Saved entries
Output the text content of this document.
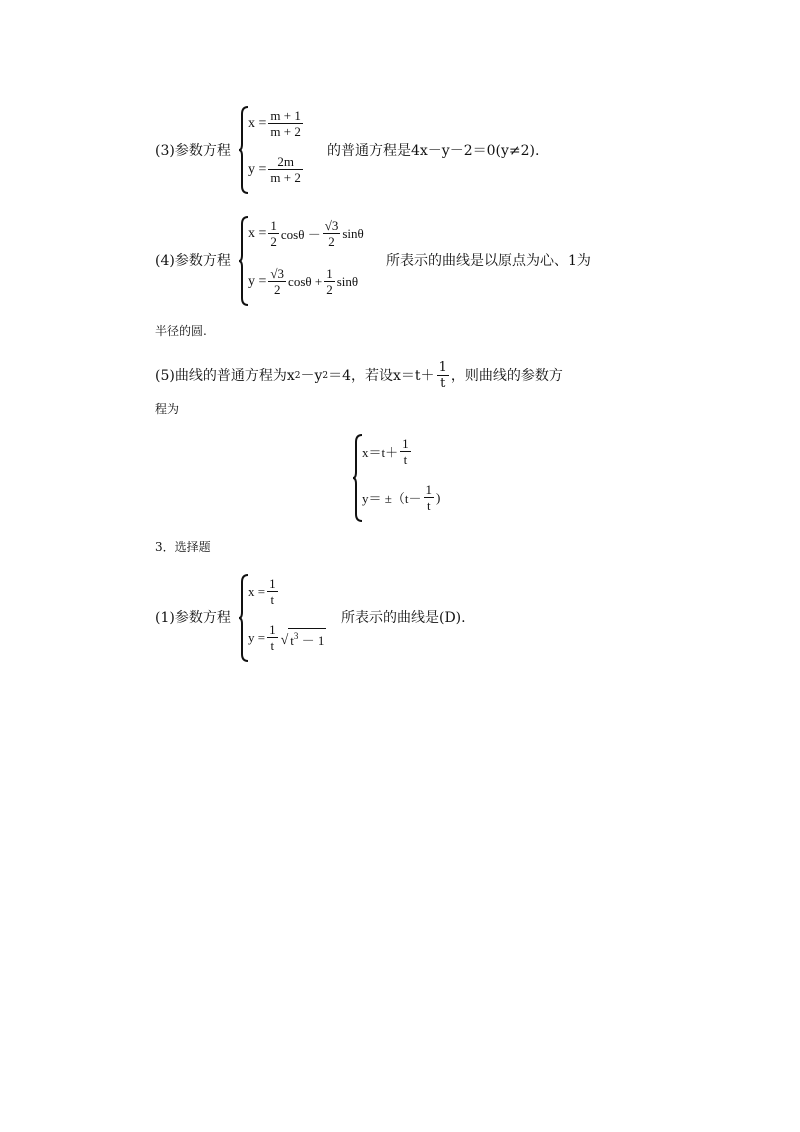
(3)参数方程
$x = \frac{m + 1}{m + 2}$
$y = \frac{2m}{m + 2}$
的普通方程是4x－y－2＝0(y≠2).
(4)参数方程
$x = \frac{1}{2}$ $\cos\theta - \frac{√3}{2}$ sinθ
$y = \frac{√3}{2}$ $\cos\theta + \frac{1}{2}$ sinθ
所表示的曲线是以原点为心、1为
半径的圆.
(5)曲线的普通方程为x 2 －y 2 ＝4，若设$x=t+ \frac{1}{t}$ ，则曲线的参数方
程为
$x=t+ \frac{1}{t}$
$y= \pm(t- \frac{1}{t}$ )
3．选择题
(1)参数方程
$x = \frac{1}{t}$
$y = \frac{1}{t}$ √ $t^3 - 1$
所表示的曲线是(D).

Your objective ->
With the pictures left out, transcribe the material exactly.

Solution to this exercise ->
Output the text content of this document.
(3)参数方程
$x = \frac{m + 1}{m + 2}$
$y = \frac{2m}{m + 2}$
的普通方程是4x－y－2＝0(y≠2).
(4)参数方程
$x = \frac{1}{2}$ $\cos\theta - \frac{√3}{2}$ sinθ
$y = \frac{√3}{2}$ $\cos\theta + \frac{1}{2}$ sinθ
所表示的曲线是以原点为心、1为
半径的圆.
(5)曲线的普通方程为x 2 －y 2 ＝4，若设$x=t+ \frac{1}{t}$ ，则曲线的参数方
程为
$x=t+ \frac{1}{t}$
$y= \pm(t- \frac{1}{t}$ )
3．选择题
(1)参数方程
$x = \frac{1}{t}$
$y = \frac{1}{t}$ √ $t^3 - 1$
所表示的曲线是(D).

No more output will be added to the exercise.